** EXERCISE DESCRIPTION **
Find how many lines in the material below contain the word "miembros" and give only that number.

----------

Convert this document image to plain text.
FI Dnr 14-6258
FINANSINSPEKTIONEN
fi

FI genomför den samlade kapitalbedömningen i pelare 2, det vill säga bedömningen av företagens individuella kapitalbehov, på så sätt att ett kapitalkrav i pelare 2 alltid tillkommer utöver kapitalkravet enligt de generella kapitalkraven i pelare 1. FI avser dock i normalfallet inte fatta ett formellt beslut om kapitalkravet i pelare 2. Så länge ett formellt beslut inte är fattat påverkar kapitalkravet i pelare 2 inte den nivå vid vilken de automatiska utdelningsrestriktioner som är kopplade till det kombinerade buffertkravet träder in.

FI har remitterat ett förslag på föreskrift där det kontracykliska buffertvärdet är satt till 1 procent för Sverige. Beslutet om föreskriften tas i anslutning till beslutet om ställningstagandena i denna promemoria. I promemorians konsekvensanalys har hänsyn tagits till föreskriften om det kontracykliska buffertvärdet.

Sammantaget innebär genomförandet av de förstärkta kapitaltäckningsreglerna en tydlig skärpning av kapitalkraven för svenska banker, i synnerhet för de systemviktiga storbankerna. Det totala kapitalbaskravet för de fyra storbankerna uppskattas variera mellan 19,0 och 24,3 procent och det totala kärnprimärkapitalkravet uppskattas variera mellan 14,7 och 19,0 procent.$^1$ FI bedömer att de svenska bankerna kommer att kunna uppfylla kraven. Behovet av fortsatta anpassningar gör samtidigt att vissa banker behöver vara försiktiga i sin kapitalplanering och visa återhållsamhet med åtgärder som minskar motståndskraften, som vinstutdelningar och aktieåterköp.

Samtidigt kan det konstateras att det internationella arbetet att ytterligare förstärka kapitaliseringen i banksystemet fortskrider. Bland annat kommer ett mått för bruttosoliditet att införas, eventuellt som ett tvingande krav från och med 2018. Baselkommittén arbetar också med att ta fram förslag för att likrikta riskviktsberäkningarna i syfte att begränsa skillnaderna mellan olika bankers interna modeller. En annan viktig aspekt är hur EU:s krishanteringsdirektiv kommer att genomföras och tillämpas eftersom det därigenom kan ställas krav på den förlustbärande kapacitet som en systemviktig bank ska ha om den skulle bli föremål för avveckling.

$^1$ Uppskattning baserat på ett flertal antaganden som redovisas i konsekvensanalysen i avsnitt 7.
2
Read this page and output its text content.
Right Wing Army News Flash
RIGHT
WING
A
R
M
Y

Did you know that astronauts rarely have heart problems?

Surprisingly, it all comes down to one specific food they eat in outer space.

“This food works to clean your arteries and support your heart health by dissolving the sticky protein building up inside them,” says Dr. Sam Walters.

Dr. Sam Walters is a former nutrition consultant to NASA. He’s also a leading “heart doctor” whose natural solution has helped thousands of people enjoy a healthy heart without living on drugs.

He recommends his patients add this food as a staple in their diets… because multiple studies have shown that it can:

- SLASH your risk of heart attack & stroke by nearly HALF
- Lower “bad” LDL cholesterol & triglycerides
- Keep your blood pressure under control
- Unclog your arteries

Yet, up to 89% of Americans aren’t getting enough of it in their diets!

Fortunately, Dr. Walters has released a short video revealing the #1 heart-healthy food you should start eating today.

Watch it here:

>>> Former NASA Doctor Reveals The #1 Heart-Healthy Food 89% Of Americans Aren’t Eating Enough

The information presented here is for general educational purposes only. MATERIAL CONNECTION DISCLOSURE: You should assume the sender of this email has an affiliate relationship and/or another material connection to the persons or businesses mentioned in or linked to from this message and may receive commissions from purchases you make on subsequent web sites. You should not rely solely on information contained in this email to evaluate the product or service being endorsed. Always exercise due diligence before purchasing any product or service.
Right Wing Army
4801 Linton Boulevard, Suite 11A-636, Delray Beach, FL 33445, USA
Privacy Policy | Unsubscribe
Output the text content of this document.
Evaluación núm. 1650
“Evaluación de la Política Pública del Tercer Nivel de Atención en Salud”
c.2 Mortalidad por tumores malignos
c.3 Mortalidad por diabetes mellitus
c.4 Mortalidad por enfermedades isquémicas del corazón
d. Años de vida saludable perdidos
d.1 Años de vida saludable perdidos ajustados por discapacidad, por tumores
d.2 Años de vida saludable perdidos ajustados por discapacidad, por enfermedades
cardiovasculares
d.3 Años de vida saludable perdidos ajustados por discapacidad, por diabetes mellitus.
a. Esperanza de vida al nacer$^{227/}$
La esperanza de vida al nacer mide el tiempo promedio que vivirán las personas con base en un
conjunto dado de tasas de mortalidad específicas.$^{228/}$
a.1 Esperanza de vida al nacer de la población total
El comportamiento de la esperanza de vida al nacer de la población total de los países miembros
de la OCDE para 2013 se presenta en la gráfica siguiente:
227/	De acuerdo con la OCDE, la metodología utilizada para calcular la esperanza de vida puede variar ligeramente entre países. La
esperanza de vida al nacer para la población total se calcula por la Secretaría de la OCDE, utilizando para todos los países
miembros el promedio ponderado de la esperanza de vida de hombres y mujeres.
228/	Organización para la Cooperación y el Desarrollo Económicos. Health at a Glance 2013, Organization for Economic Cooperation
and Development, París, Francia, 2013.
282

----------

** WRITTEN RESPONSE **
2